• Brief: Check each line of the listing, and copy it if it contains the word "data".
◆ ◆ ◆
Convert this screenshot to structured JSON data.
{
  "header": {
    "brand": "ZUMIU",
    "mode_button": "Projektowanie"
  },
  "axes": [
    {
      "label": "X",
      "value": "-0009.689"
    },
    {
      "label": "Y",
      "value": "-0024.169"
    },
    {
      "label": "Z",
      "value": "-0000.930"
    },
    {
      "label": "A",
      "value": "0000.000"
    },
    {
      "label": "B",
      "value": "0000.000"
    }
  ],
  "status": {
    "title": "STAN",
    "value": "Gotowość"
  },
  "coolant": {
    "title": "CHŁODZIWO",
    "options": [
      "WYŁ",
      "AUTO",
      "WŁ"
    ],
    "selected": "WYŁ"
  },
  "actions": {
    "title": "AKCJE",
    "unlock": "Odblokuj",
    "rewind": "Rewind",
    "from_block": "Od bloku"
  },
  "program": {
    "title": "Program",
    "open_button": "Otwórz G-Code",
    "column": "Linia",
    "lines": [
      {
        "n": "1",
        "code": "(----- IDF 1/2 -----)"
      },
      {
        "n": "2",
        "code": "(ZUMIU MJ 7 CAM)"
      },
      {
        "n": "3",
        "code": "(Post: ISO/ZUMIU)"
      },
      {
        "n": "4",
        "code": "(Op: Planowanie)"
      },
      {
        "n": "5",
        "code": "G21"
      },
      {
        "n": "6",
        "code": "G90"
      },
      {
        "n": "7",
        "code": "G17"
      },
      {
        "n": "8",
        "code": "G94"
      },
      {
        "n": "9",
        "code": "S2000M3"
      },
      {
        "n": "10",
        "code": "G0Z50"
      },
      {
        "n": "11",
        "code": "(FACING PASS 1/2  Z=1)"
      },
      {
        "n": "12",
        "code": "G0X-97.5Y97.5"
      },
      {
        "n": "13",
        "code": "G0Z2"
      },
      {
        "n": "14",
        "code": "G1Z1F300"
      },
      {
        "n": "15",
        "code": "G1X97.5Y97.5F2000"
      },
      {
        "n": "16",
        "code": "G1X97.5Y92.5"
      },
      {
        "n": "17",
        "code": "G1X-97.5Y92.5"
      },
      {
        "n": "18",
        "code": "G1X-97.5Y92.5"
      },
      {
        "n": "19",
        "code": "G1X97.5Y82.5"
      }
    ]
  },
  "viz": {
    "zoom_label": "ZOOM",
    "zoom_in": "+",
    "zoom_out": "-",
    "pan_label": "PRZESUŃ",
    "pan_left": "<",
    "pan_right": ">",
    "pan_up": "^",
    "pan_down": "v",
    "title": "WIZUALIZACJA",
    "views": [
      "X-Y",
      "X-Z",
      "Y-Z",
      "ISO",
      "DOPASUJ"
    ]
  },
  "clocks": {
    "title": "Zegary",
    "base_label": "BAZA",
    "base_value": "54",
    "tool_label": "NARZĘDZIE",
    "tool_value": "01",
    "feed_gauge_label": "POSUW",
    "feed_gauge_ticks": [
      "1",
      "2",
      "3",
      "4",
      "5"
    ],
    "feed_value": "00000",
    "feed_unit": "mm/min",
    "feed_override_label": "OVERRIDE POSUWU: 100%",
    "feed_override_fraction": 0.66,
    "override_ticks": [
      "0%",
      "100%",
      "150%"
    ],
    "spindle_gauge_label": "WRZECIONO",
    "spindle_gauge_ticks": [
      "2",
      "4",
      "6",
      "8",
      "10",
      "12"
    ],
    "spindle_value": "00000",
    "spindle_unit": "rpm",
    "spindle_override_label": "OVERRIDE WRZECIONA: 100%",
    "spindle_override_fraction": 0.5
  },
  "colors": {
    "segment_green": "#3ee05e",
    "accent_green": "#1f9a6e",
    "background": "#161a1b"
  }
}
◆ ◆ ◆
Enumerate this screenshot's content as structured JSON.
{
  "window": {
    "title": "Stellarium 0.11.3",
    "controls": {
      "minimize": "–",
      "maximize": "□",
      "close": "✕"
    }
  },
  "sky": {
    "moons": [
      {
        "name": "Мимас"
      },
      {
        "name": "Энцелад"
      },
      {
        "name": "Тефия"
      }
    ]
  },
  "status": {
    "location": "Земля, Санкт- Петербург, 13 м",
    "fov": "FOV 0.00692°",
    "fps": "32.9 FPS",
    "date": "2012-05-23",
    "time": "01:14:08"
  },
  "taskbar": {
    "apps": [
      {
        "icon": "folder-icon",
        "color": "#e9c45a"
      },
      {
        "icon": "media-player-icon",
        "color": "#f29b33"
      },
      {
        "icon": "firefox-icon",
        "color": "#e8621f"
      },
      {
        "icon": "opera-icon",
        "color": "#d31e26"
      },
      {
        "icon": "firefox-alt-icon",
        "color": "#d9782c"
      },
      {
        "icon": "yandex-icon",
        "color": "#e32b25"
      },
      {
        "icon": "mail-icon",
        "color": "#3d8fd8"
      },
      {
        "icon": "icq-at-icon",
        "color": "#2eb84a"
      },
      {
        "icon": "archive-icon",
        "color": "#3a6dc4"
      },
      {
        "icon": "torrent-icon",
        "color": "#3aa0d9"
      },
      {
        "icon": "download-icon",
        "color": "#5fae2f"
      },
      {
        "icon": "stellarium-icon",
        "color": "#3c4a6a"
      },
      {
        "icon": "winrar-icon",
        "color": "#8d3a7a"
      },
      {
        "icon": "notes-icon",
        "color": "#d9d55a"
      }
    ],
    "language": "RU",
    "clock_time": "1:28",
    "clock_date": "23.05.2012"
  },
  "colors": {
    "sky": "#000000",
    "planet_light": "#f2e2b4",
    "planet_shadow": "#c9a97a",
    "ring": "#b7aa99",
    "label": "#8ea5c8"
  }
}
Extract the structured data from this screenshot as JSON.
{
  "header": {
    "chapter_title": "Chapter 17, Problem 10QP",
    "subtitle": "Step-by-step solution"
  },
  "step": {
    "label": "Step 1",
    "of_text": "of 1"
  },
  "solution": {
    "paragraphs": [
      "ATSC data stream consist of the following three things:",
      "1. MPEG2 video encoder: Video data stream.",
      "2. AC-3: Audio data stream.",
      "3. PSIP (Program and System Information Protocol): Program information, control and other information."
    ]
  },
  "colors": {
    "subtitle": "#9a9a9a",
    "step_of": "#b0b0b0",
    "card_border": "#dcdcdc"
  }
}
◆ ◆ ◆
• Exercise answer:
Convert this screenshot to structured JSON data.
Extract the structured data from this screenshot as JSON.
      "ATSC data stream consist of the following three things:",
      "1. MPEG2 video encoder: Video data stream.",
      "2. AC-3: Audio data stream.",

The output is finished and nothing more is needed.